[TASK STATEMENT]:
Copy the lines exactly as they stand, from the first line up to and including the line with "chevron-down-icon[interactable]: [949, 145, 977, 169]".

[EXCERPTED RECORDS]:
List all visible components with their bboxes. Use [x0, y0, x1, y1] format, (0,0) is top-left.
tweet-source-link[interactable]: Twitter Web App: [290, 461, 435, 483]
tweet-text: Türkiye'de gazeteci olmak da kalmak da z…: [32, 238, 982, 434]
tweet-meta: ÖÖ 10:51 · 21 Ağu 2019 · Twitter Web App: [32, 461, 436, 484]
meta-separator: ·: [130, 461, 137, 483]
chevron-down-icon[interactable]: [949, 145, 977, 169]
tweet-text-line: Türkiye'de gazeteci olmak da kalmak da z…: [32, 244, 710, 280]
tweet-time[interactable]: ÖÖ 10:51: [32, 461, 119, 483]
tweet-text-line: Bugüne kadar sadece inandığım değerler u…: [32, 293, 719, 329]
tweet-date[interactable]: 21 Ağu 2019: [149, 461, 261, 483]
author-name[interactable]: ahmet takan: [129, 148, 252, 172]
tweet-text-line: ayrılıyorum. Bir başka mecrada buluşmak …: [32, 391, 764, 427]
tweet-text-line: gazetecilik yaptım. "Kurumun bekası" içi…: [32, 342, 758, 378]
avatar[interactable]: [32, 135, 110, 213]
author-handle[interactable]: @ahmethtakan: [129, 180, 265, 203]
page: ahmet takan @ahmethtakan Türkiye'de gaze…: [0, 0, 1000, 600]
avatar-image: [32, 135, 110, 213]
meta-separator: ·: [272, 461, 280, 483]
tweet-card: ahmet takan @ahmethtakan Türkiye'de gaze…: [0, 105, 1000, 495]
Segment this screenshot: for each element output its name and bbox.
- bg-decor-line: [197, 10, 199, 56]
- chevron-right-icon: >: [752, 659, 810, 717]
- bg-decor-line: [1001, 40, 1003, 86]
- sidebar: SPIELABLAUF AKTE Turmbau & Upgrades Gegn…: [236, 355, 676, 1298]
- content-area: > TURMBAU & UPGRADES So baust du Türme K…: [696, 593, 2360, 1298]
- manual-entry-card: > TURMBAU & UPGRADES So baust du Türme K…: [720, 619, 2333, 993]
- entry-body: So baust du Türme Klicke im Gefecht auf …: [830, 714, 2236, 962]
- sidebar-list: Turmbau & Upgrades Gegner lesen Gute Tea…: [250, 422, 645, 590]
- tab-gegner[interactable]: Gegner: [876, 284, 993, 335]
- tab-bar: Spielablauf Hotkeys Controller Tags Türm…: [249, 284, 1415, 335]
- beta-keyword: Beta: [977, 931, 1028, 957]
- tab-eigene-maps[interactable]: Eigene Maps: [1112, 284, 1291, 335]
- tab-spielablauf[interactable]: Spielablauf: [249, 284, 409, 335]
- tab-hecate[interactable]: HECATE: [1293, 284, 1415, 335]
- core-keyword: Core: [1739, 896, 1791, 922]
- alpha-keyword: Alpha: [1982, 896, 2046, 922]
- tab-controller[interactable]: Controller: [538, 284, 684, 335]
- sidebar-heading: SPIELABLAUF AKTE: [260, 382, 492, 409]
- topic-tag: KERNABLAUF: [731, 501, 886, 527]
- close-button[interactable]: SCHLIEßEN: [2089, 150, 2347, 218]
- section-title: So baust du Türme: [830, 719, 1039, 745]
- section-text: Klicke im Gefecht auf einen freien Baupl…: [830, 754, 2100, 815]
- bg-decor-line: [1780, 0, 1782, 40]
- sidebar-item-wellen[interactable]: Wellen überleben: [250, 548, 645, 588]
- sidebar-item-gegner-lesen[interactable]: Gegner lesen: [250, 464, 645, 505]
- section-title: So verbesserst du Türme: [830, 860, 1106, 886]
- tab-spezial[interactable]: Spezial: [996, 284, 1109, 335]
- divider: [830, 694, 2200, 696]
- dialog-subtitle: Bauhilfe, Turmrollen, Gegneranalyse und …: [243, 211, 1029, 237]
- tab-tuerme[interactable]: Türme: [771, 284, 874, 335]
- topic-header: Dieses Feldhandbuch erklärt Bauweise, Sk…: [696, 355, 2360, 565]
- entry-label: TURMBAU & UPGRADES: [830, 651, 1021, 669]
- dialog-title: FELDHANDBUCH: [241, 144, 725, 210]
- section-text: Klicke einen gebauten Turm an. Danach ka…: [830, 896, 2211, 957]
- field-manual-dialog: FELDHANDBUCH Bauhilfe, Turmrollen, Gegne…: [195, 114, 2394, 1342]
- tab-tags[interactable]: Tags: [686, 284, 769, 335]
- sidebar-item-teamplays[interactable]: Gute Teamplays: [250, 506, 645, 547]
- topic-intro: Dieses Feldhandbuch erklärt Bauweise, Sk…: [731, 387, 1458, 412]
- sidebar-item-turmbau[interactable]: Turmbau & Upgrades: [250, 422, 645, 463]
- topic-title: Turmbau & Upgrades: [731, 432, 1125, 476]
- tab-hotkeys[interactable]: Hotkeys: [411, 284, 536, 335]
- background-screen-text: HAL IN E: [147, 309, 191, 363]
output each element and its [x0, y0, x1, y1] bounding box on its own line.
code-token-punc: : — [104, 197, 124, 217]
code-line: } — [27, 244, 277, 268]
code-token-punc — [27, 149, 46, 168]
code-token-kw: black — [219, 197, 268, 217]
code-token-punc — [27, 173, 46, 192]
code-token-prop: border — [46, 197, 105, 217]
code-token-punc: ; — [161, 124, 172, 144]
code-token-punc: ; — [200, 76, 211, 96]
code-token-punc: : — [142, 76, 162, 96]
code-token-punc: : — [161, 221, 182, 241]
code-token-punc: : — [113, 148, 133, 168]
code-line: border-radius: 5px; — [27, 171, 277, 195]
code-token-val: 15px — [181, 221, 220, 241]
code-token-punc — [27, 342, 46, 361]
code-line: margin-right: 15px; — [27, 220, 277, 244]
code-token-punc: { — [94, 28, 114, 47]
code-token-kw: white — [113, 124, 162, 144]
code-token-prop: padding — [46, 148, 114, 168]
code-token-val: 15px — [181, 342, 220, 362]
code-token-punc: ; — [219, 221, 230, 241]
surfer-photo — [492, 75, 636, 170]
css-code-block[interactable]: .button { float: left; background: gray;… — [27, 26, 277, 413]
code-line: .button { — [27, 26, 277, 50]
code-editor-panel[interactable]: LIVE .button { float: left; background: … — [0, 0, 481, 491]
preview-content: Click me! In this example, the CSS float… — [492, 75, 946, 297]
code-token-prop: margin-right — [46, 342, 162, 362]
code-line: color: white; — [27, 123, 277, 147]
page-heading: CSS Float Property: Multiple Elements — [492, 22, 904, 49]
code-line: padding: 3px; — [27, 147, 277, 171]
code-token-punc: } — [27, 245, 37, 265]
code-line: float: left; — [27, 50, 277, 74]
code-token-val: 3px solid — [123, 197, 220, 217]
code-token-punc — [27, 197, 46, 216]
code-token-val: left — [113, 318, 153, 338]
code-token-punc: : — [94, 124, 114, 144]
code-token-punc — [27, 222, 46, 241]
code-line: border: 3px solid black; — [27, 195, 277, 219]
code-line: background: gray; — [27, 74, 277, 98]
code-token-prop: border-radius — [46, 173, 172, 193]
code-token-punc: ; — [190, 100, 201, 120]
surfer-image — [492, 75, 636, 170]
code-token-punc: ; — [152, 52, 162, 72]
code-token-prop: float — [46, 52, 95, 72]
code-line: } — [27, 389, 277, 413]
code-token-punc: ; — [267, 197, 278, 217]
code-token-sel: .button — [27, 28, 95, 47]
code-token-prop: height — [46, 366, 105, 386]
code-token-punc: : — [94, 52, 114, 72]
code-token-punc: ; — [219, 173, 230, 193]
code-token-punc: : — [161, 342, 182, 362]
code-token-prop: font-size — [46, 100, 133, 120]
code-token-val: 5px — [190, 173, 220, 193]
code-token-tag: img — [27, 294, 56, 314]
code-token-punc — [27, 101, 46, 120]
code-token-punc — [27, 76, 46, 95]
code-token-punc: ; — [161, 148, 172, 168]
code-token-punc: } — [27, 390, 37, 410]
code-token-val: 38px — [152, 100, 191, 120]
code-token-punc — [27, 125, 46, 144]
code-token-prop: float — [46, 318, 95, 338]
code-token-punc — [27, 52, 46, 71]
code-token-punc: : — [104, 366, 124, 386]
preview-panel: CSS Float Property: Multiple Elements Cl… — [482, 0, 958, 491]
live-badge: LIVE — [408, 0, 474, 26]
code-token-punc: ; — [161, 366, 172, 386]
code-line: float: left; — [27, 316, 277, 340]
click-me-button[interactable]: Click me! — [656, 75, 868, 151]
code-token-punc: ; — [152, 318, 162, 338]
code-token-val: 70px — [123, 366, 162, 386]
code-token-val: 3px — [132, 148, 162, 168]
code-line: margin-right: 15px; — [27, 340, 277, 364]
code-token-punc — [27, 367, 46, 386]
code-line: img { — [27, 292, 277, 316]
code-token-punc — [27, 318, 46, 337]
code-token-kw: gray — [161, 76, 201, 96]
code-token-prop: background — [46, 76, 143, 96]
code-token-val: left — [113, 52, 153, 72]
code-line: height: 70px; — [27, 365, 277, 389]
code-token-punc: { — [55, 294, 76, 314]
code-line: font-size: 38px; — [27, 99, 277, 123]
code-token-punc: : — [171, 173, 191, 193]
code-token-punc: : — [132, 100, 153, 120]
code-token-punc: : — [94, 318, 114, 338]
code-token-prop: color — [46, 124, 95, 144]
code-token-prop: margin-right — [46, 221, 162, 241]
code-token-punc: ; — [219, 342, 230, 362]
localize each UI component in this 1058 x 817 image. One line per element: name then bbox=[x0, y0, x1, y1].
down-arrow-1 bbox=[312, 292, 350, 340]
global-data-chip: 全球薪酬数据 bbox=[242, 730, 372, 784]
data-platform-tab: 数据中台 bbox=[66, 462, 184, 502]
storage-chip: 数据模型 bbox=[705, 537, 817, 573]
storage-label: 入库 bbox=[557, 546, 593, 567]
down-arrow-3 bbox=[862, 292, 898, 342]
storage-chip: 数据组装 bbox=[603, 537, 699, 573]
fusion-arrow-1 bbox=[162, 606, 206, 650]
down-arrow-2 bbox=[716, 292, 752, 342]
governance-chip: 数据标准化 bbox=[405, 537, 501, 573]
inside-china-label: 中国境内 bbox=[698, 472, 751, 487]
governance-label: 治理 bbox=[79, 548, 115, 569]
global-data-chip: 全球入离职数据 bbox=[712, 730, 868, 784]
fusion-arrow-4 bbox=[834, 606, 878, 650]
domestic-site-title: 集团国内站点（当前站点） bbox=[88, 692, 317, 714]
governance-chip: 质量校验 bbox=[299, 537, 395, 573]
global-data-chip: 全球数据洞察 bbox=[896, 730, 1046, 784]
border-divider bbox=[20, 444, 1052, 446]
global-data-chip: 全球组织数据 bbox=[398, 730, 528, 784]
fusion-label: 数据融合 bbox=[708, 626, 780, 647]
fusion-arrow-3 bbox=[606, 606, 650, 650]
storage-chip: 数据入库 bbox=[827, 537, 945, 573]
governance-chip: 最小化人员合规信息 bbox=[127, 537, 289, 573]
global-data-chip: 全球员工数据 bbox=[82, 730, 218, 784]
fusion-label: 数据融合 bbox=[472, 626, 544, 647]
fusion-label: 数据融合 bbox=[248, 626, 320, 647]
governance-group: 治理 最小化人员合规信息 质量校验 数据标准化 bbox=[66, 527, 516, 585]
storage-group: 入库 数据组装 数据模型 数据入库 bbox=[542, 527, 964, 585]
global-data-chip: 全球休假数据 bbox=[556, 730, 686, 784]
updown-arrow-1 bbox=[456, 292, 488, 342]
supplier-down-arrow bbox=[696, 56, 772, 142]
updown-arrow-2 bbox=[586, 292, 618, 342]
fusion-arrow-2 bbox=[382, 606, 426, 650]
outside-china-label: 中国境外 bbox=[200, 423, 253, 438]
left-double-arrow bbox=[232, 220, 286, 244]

[RESPONSE TO THIS EXERCISE]:
List all visible components with their bboxes. Use [x0, y0, x1, y1] format, (0,0) is top-left.
tweet-source-link[interactable]: Twitter Web App: [290, 461, 435, 483]
tweet-text: Türkiye'de gazeteci olmak da kalmak da z…: [32, 238, 982, 434]
tweet-meta: ÖÖ 10:51 · 21 Ağu 2019 · Twitter Web App: [32, 461, 436, 484]
meta-separator: ·: [130, 461, 137, 483]
chevron-down-icon[interactable]: [949, 145, 977, 169]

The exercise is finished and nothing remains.